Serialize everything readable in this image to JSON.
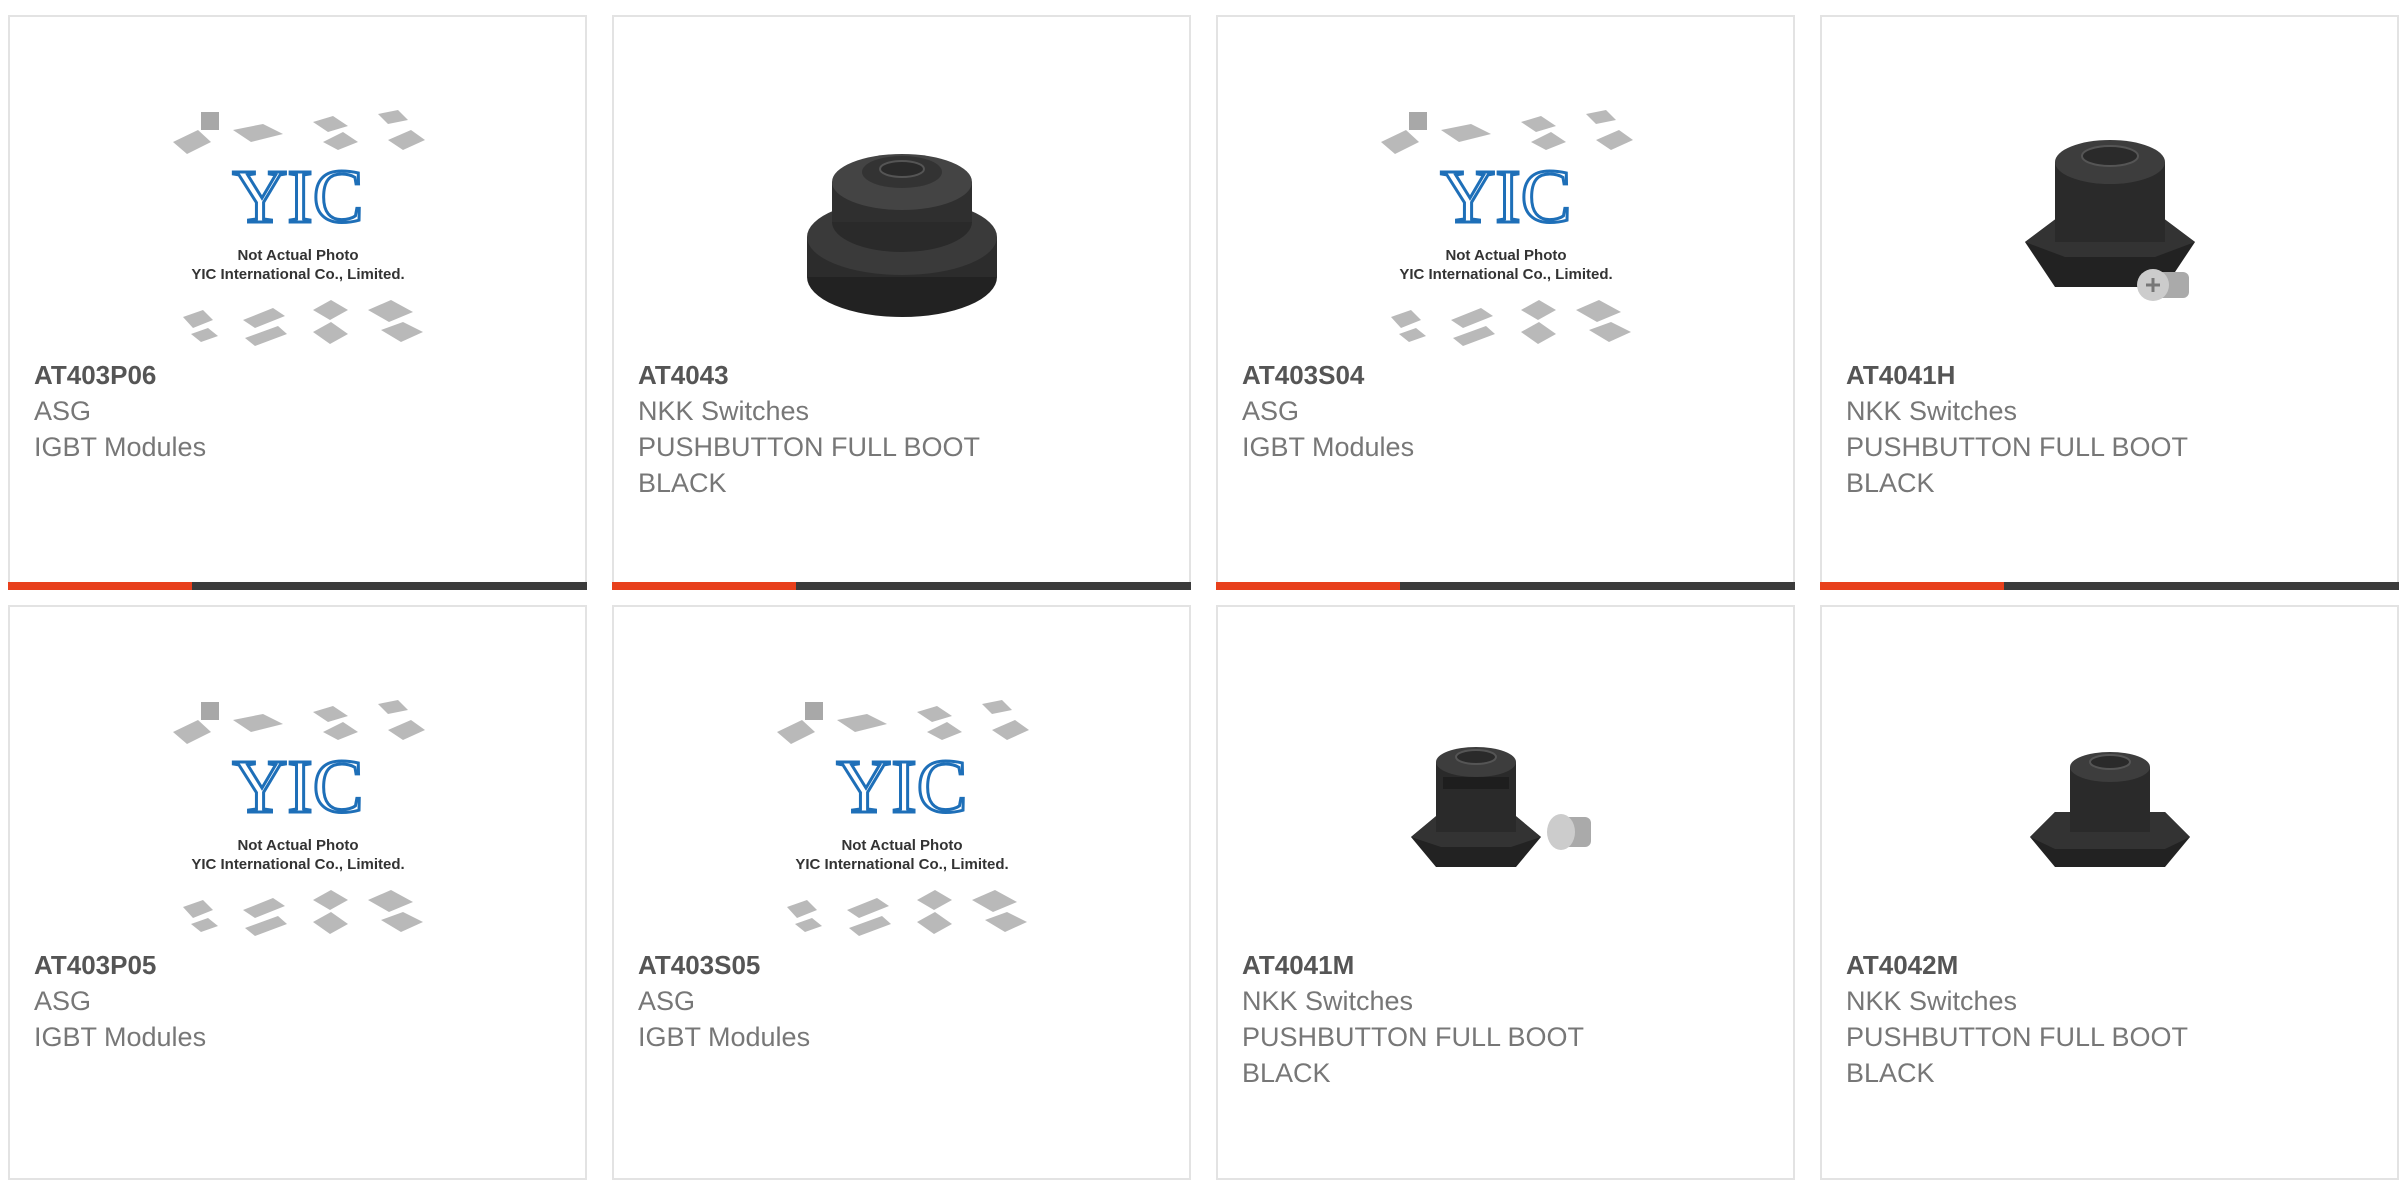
{
  "products": [
    {
      "part_number": "AT403P06",
      "manufacturer": "ASG",
      "description": "IGBT Modules",
      "image": "placeholder"
    },
    {
      "part_number": "AT4043",
      "manufacturer": "NKK Switches",
      "description": "PUSHBUTTON FULL BOOT BLACK",
      "image": "boot-round"
    },
    {
      "part_number": "AT403S04",
      "manufacturer": "ASG",
      "description": "IGBT Modules",
      "image": "placeholder"
    },
    {
      "part_number": "AT4041H",
      "manufacturer": "NKK Switches",
      "description": "PUSHBUTTON FULL BOOT BLACK",
      "image": "boot-hex-screw"
    },
    {
      "part_number": "AT403P05",
      "manufacturer": "ASG",
      "description": "IGBT Modules",
      "image": "placeholder"
    },
    {
      "part_number": "AT403S05",
      "manufacturer": "ASG",
      "description": "IGBT Modules",
      "image": "placeholder"
    },
    {
      "part_number": "AT4041M",
      "manufacturer": "NKK Switches",
      "description": "PUSHBUTTON FULL BOOT BLACK",
      "image": "boot-small-screw"
    },
    {
      "part_number": "AT4042M",
      "manufacturer": "NKK Switches",
      "description": "PUSHBUTTON FULL BOOT BLACK",
      "image": "boot-hex"
    }
  ],
  "placeholder": {
    "logo_text": "YIC",
    "line1": "Not Actual Photo",
    "line2": "YIC International Co., Limited."
  },
  "colors": {
    "accent": "#e8401c",
    "bar": "#3b3b3b",
    "border": "#e3e3e3",
    "logo": "#1e6fb8"
  }
}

_Exercise requirements_
Reproduce all the entries that precede this task, word for word, minus any pictures.

_Completed exercise_
Serialize everything readable in this image to JSON.
{
  "products": [
    {
      "part_number": "AT403P06",
      "manufacturer": "ASG",
      "description": "IGBT Modules",
      "image": "placeholder"
    },
    {
      "part_number": "AT4043",
      "manufacturer": "NKK Switches",
      "description": "PUSHBUTTON FULL BOOT BLACK",
      "image": "boot-round"
    },
    {
      "part_number": "AT403S04",
      "manufacturer": "ASG",
      "description": "IGBT Modules",
      "image": "placeholder"
    },
    {
      "part_number": "AT4041H",
      "manufacturer": "NKK Switches",
      "description": "PUSHBUTTON FULL BOOT BLACK",
      "image": "boot-hex-screw"
    },
    {
      "part_number": "AT403P05",
      "manufacturer": "ASG",
      "description": "IGBT Modules",
      "image": "placeholder"
    },
    {
      "part_number": "AT403S05",
      "manufacturer": "ASG",
      "description": "IGBT Modules",
      "image": "placeholder"
    },
    {
      "part_number": "AT4041M",
      "manufacturer": "NKK Switches",
      "description": "PUSHBUTTON FULL BOOT BLACK",
      "image": "boot-small-screw"
    },
    {
      "part_number": "AT4042M",
      "manufacturer": "NKK Switches",
      "description": "PUSHBUTTON FULL BOOT BLACK",
      "image": "boot-hex"
    }
  ],
  "placeholder": {
    "logo_text": "YIC",
    "line1": "Not Actual Photo",
    "line2": "YIC International Co., Limited."
  },
  "colors": {
    "accent": "#e8401c",
    "bar": "#3b3b3b",
    "border": "#e3e3e3",
    "logo": "#1e6fb8"
  }
}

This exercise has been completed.